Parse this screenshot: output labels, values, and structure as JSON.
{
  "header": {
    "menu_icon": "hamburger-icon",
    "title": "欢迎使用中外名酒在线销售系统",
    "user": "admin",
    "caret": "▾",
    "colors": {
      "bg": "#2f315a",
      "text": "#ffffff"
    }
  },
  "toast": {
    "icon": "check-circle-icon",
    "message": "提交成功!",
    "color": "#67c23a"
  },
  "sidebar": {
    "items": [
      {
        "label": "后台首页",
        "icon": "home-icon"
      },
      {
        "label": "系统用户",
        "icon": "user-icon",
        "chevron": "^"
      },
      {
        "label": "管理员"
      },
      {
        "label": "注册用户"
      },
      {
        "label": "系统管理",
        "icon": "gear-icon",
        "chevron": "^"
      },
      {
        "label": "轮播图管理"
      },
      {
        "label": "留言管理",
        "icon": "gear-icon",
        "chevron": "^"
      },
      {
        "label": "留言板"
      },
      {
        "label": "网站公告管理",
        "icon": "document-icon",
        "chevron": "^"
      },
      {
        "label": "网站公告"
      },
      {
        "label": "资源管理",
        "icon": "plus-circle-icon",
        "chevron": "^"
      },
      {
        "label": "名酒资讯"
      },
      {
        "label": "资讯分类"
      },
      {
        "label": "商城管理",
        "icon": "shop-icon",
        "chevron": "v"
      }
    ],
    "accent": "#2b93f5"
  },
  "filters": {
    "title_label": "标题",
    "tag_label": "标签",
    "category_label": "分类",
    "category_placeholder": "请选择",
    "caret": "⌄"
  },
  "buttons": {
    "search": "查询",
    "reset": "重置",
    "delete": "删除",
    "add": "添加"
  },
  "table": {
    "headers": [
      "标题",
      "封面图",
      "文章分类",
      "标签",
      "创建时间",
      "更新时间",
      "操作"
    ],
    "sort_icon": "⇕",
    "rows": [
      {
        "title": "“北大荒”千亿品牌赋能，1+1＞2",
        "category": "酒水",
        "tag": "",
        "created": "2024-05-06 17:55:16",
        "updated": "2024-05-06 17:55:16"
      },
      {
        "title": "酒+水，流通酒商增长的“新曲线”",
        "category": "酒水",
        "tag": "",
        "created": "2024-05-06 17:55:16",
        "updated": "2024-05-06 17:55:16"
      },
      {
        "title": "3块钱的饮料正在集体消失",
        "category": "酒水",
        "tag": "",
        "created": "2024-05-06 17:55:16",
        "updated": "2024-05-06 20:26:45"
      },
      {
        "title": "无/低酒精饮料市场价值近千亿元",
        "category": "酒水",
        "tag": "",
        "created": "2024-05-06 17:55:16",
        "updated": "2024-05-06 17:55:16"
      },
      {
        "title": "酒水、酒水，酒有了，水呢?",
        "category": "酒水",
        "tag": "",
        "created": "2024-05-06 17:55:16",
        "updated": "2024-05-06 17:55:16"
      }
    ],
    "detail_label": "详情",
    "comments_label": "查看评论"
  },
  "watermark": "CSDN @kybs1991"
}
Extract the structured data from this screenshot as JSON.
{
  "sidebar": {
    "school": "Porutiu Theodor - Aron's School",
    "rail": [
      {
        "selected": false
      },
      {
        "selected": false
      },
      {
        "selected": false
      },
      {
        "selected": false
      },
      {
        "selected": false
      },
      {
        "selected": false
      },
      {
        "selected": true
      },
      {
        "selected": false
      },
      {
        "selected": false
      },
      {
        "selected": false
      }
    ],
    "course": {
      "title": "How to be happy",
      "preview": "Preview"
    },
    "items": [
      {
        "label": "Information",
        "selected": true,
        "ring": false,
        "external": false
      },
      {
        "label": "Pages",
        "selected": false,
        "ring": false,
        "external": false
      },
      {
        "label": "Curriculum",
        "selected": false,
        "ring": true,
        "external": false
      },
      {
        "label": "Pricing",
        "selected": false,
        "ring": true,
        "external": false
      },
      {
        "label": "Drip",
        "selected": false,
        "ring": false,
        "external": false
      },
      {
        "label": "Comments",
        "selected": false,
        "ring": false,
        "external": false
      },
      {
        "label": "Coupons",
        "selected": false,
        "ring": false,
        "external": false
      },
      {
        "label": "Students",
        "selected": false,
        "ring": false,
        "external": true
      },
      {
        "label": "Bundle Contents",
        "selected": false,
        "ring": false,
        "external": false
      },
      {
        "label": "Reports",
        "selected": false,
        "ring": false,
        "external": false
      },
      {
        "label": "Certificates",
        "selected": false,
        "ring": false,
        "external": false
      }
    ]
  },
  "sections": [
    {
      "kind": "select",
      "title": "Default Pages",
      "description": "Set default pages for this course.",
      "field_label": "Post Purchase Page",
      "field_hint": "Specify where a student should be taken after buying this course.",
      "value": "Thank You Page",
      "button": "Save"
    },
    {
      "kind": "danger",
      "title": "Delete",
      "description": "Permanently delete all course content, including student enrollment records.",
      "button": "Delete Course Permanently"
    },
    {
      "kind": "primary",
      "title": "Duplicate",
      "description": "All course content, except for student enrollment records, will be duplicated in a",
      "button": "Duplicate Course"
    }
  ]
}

Work instructions: Print the records once more, exactly as they were given.

Solution to the problem:
Parse this screenshot: output labels, values, and structure as JSON.
{
  "header": {
    "menu_icon": "hamburger-icon",
    "title": "欢迎使用中外名酒在线销售系统",
    "user": "admin",
    "caret": "▾",
    "colors": {
      "bg": "#2f315a",
      "text": "#ffffff"
    }
  },
  "toast": {
    "icon": "check-circle-icon",
    "message": "提交成功!",
    "color": "#67c23a"
  },
  "sidebar": {
    "items": [
      {
        "label": "后台首页",
        "icon": "home-icon"
      },
      {
        "label": "系统用户",
        "icon": "user-icon",
        "chevron": "^"
      },
      {
        "label": "管理员"
      },
      {
        "label": "注册用户"
      },
      {
        "label": "系统管理",
        "icon": "gear-icon",
        "chevron": "^"
      },
      {
        "label": "轮播图管理"
      },
      {
        "label": "留言管理",
        "icon": "gear-icon",
        "chevron": "^"
      },
      {
        "label": "留言板"
      },
      {
        "label": "网站公告管理",
        "icon": "document-icon",
        "chevron": "^"
      },
      {
        "label": "网站公告"
      },
      {
        "label": "资源管理",
        "icon": "plus-circle-icon",
        "chevron": "^"
      },
      {
        "label": "名酒资讯"
      },
      {
        "label": "资讯分类"
      },
      {
        "label": "商城管理",
        "icon": "shop-icon",
        "chevron": "v"
      }
    ],
    "accent": "#2b93f5"
  },
  "filters": {
    "title_label": "标题",
    "tag_label": "标签",
    "category_label": "分类",
    "category_placeholder": "请选择",
    "caret": "⌄"
  },
  "buttons": {
    "search": "查询",
    "reset": "重置",
    "delete": "删除",
    "add": "添加"
  },
  "table": {
    "headers": [
      "标题",
      "封面图",
      "文章分类",
      "标签",
      "创建时间",
      "更新时间",
      "操作"
    ],
    "sort_icon": "⇕",
    "rows": [
      {
        "title": "“北大荒”千亿品牌赋能，1+1＞2",
        "category": "酒水",
        "tag": "",
        "created": "2024-05-06 17:55:16",
        "updated": "2024-05-06 17:55:16"
      },
      {
        "title": "酒+水，流通酒商增长的“新曲线”",
        "category": "酒水",
        "tag": "",
        "created": "2024-05-06 17:55:16",
        "updated": "2024-05-06 17:55:16"
      },
      {
        "title": "3块钱的饮料正在集体消失",
        "category": "酒水",
        "tag": "",
        "created": "2024-05-06 17:55:16",
        "updated": "2024-05-06 20:26:45"
      },
      {
        "title": "无/低酒精饮料市场价值近千亿元",
        "category": "酒水",
        "tag": "",
        "created": "2024-05-06 17:55:16",
        "updated": "2024-05-06 17:55:16"
      },
      {
        "title": "酒水、酒水，酒有了，水呢?",
        "category": "酒水",
        "tag": "",
        "created": "2024-05-06 17:55:16",
        "updated": "2024-05-06 17:55:16"
      }
    ],
    "detail_label": "详情",
    "comments_label": "查看评论"
  },
  "watermark": "CSDN @kybs1991"
}
Extract the structured data from this screenshot as JSON.
{
  "sidebar": {
    "school": "Porutiu Theodor - Aron's School",
    "rail": [
      {
        "selected": false
      },
      {
        "selected": false
      },
      {
        "selected": false
      },
      {
        "selected": false
      },
      {
        "selected": false
      },
      {
        "selected": false
      },
      {
        "selected": true
      },
      {
        "selected": false
      },
      {
        "selected": false
      },
      {
        "selected": false
      }
    ],
    "course": {
      "title": "How to be happy",
      "preview": "Preview"
    },
    "items": [
      {
        "label": "Information",
        "selected": true,
        "ring": false,
        "external": false
      },
      {
        "label": "Pages",
        "selected": false,
        "ring": false,
        "external": false
      },
      {
        "label": "Curriculum",
        "selected": false,
        "ring": true,
        "external": false
      },
      {
        "label": "Pricing",
        "selected": false,
        "ring": true,
        "external": false
      },
      {
        "label": "Drip",
        "selected": false,
        "ring": false,
        "external": false
      },
      {
        "label": "Comments",
        "selected": false,
        "ring": false,
        "external": false
      },
      {
        "label": "Coupons",
        "selected": false,
        "ring": false,
        "external": false
      },
      {
        "label": "Students",
        "selected": false,
        "ring": false,
        "external": true
      },
      {
        "label": "Bundle Contents",
        "selected": false,
        "ring": false,
        "external": false
      },
      {
        "label": "Reports",
        "selected": false,
        "ring": false,
        "external": false
      },
      {
        "label": "Certificates",
        "selected": false,
        "ring": false,
        "external": false
      }
    ]
  },
  "sections": [
    {
      "kind": "select",
      "title": "Default Pages",
      "description": "Set default pages for this course.",
      "field_label": "Post Purchase Page",
      "field_hint": "Specify where a student should be taken after buying this course.",
      "value": "Thank You Page",
      "button": "Save"
    },
    {
      "kind": "danger",
      "title": "Delete",
      "description": "Permanently delete all course content, including student enrollment records.",
      "button": "Delete Course Permanently"
    },
    {
      "kind": "primary",
      "title": "Duplicate",
      "description": "All course content, except for student enrollment records, will be duplicated in a",
      "button": "Duplicate Course"
    }
  ]
}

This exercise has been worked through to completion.